PROBLEM DESCRIPTION:
Can you put the lines of every listing below into a numbered list, leaving out any blank lines?

(Element region listings)
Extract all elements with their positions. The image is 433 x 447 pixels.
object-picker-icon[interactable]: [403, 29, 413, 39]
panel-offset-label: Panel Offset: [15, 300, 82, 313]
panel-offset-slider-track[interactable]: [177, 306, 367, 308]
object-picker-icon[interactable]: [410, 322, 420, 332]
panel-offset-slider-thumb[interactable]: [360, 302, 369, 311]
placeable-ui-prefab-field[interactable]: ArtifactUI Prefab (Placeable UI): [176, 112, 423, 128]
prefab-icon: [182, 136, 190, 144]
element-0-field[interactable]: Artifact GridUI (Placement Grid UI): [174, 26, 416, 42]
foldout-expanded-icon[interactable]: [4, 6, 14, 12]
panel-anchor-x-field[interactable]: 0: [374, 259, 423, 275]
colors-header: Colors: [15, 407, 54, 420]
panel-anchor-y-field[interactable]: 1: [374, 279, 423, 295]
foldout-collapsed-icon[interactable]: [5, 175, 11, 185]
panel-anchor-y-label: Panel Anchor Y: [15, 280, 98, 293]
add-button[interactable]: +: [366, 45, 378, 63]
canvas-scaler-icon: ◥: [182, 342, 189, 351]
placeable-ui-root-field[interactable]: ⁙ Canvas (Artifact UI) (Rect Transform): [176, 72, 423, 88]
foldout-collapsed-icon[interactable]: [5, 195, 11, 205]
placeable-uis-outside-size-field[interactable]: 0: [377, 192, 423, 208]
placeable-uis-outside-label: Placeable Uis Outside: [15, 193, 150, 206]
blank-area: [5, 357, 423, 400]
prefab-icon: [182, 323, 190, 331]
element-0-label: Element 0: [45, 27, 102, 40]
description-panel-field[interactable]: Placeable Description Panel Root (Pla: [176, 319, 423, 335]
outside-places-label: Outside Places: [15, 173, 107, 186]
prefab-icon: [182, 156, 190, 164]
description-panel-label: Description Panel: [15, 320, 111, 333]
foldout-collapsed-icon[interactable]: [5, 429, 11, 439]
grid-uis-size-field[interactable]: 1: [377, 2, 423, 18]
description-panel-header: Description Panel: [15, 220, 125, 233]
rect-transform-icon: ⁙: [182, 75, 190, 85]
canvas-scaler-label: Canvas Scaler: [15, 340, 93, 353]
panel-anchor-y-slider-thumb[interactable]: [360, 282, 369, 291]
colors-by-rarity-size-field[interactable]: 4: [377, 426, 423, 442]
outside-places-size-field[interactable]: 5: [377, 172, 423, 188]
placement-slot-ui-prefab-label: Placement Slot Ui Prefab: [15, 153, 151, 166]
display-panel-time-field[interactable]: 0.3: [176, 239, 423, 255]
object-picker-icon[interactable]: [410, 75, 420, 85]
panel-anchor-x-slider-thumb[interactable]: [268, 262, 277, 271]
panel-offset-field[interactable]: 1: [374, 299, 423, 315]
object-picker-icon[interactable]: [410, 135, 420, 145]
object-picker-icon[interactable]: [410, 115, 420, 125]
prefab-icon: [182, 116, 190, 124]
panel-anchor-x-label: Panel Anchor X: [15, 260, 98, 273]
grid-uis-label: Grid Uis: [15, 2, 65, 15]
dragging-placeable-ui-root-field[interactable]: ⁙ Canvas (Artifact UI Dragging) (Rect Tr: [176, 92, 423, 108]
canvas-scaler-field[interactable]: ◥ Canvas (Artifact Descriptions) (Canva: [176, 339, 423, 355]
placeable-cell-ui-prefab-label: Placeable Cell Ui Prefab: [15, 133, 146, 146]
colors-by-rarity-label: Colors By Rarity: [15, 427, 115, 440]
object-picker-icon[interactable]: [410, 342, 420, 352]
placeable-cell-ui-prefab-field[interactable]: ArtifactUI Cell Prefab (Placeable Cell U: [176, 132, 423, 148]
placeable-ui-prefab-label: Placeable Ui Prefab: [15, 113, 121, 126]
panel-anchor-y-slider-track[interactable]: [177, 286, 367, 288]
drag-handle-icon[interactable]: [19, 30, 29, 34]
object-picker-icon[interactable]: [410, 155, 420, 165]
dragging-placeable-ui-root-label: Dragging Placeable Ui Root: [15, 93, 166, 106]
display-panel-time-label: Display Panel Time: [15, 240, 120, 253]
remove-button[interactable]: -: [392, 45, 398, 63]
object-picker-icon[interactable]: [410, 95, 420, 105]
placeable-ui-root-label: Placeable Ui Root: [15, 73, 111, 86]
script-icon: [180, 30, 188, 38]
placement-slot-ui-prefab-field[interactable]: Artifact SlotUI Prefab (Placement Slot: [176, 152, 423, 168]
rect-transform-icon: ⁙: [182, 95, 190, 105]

EXPECTED ANSWER:
1. Extract all elements with their positions. The image is 433 x 447 pixels.
2. object-picker-icon[interactable]: [403, 29, 413, 39]
3. panel-offset-label: Panel Offset: [15, 300, 82, 313]
4. panel-offset-slider-track[interactable]: [177, 306, 367, 308]
5. object-picker-icon[interactable]: [410, 322, 420, 332]
6. panel-offset-slider-thumb[interactable]: [360, 302, 369, 311]
7. placeable-ui-prefab-field[interactable]: ArtifactUI Prefab (Placeable UI): [176, 112, 423, 128]
8. prefab-icon: [182, 136, 190, 144]
9. element-0-field[interactable]: Artifact GridUI (Placement Grid UI): [174, 26, 416, 42]
10. foldout-expanded-icon[interactable]: [4, 6, 14, 12]
11. panel-anchor-x-field[interactable]: 0: [374, 259, 423, 275]
12. colors-header: Colors: [15, 407, 54, 420]
13. panel-anchor-y-field[interactable]: 1: [374, 279, 423, 295]
14. foldout-collapsed-icon[interactable]: [5, 175, 11, 185]
15. panel-anchor-y-label: Panel Anchor Y: [15, 280, 98, 293]
16. add-button[interactable]: +: [366, 45, 378, 63]
17. canvas-scaler-icon: ◥: [182, 342, 189, 351]
18. placeable-ui-root-field[interactable]: ⁙ Canvas (Artifact UI) (Rect Transform): [176, 72, 423, 88]
19. foldout-collapsed-icon[interactable]: [5, 195, 11, 205]
20. placeable-uis-outside-size-field[interactable]: 0: [377, 192, 423, 208]
21. placeable-uis-outside-label: Placeable Uis Outside: [15, 193, 150, 206]
22. blank-area: [5, 357, 423, 400]
23. prefab-icon: [182, 323, 190, 331]
24. element-0-label: Element 0: [45, 27, 102, 40]
25. description-panel-field[interactable]: Placeable Description Panel Root (Pla: [176, 319, 423, 335]
26. outside-places-label: Outside Places: [15, 173, 107, 186]
27. prefab-icon: [182, 156, 190, 164]
28. description-panel-label: Description Panel: [15, 320, 111, 333]
29. foldout-collapsed-icon[interactable]: [5, 429, 11, 439]
30. grid-uis-size-field[interactable]: 1: [377, 2, 423, 18]
31. description-panel-header: Description Panel: [15, 220, 125, 233]
32. rect-transform-icon: ⁙: [182, 75, 190, 85]
33. canvas-scaler-label: Canvas Scaler: [15, 340, 93, 353]
34. panel-anchor-y-slider-thumb[interactable]: [360, 282, 369, 291]
35. colors-by-rarity-size-field[interactable]: 4: [377, 426, 423, 442]
36. outside-places-size-field[interactable]: 5: [377, 172, 423, 188]
37. placement-slot-ui-prefab-label: Placement Slot Ui Prefab: [15, 153, 151, 166]
38. display-panel-time-field[interactable]: 0.3: [176, 239, 423, 255]
39. object-picker-icon[interactable]: [410, 75, 420, 85]
40. panel-anchor-x-slider-thumb[interactable]: [268, 262, 277, 271]
41. panel-offset-field[interactable]: 1: [374, 299, 423, 315]
42. object-picker-icon[interactable]: [410, 135, 420, 145]
43. object-picker-icon[interactable]: [410, 115, 420, 125]
44. prefab-icon: [182, 116, 190, 124]
45. panel-anchor-x-label: Panel Anchor X: [15, 260, 98, 273]
46. grid-uis-label: Grid Uis: [15, 2, 65, 15]
47. dragging-placeable-ui-root-field[interactable]: ⁙ Canvas (Artifact UI Dragging) (Rect Tr: [176, 92, 423, 108]
48. canvas-scaler-field[interactable]: ◥ Canvas (Artifact Descriptions) (Canva: [176, 339, 423, 355]
49. placeable-cell-ui-prefab-label: Placeable Cell Ui Prefab: [15, 133, 146, 146]
50. colors-by-rarity-label: Colors By Rarity: [15, 427, 115, 440]
51. object-picker-icon[interactable]: [410, 342, 420, 352]
52. placeable-cell-ui-prefab-field[interactable]: ArtifactUI Cell Prefab (Placeable Cell U: [176, 132, 423, 148]
53. placeable-ui-prefab-label: Placeable Ui Prefab: [15, 113, 121, 126]
54. panel-anchor-y-slider-track[interactable]: [177, 286, 367, 288]
55. drag-handle-icon[interactable]: [19, 30, 29, 34]
56. object-picker-icon[interactable]: [410, 155, 420, 165]
57. dragging-placeable-ui-root-label: Dragging Placeable Ui Root: [15, 93, 166, 106]
58. display-panel-time-label: Display Panel Time: [15, 240, 120, 253]
59. remove-button[interactable]: -: [392, 45, 398, 63]
60. object-picker-icon[interactable]: [410, 95, 420, 105]
61. placeable-ui-root-label: Placeable Ui Root: [15, 73, 111, 86]
62. script-icon: [180, 30, 188, 38]
63. placement-slot-ui-prefab-field[interactable]: Artifact SlotUI Prefab (Placement Slot: [176, 152, 423, 168]
64. rect-transform-icon: ⁙: [182, 95, 190, 105]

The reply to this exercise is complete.